[Stored data]
__________________________________________________
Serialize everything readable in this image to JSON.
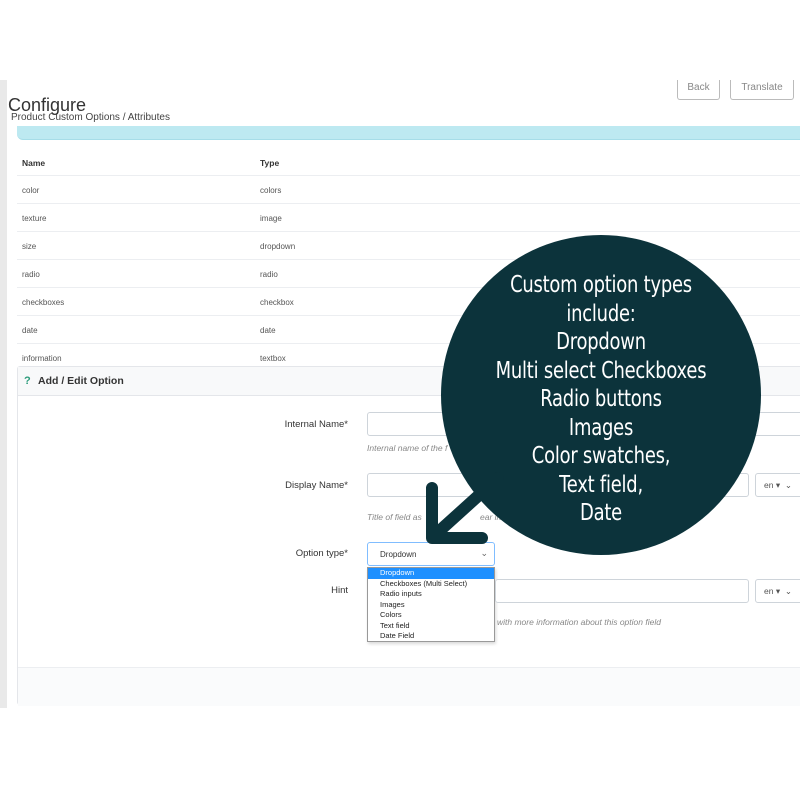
{
  "header": {
    "title": "Configure",
    "breadcrumb": "Product Custom Options / Attributes",
    "back_label": "Back",
    "translate_label": "Translate"
  },
  "table": {
    "columns": [
      "Name",
      "Type"
    ],
    "rows": [
      {
        "name": "color",
        "type": "colors"
      },
      {
        "name": "texture",
        "type": "image"
      },
      {
        "name": "size",
        "type": "dropdown"
      },
      {
        "name": "radio",
        "type": "radio"
      },
      {
        "name": "checkboxes",
        "type": "checkbox"
      },
      {
        "name": "date",
        "type": "date"
      },
      {
        "name": "information",
        "type": "textbox"
      }
    ]
  },
  "panel": {
    "icon": "question-icon",
    "title": "Add / Edit Option",
    "internal_name_label": "Internal Name*",
    "internal_name_help": "Internal name of the f",
    "display_name_label": "Display Name*",
    "display_name_help": "Title of field as",
    "display_name_help_tail": "ear in the s",
    "display_name_lang": "en",
    "option_type_label": "Option type*",
    "option_type_value": "Dropdown",
    "option_type_options": [
      "Dropdown",
      "Checkboxes (Multi Select)",
      "Radio inputs",
      "Images",
      "Colors",
      "Text field",
      "Date Field"
    ],
    "hint_label": "Hint",
    "hint_lang": "en",
    "hint_help": "with more information about this option field"
  },
  "callout": {
    "lines": [
      "Custom option types",
      "include:",
      "Dropdown",
      "Multi select Checkboxes",
      "Radio buttons",
      "Images",
      "Color swatches,",
      "Text field,",
      "Date"
    ],
    "bg_color": "#0c333b",
    "text_color": "#ffffff"
  },
  "colors": {
    "accent": "#1e90ff",
    "info_strip": "#bde9f1"
  }
}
__________________________________________________
_What you have to do_. Using the material above, report each line where "information" occurs.

_Result of the task_.
        "name": "information",
    "hint_help": "with more information about this option field"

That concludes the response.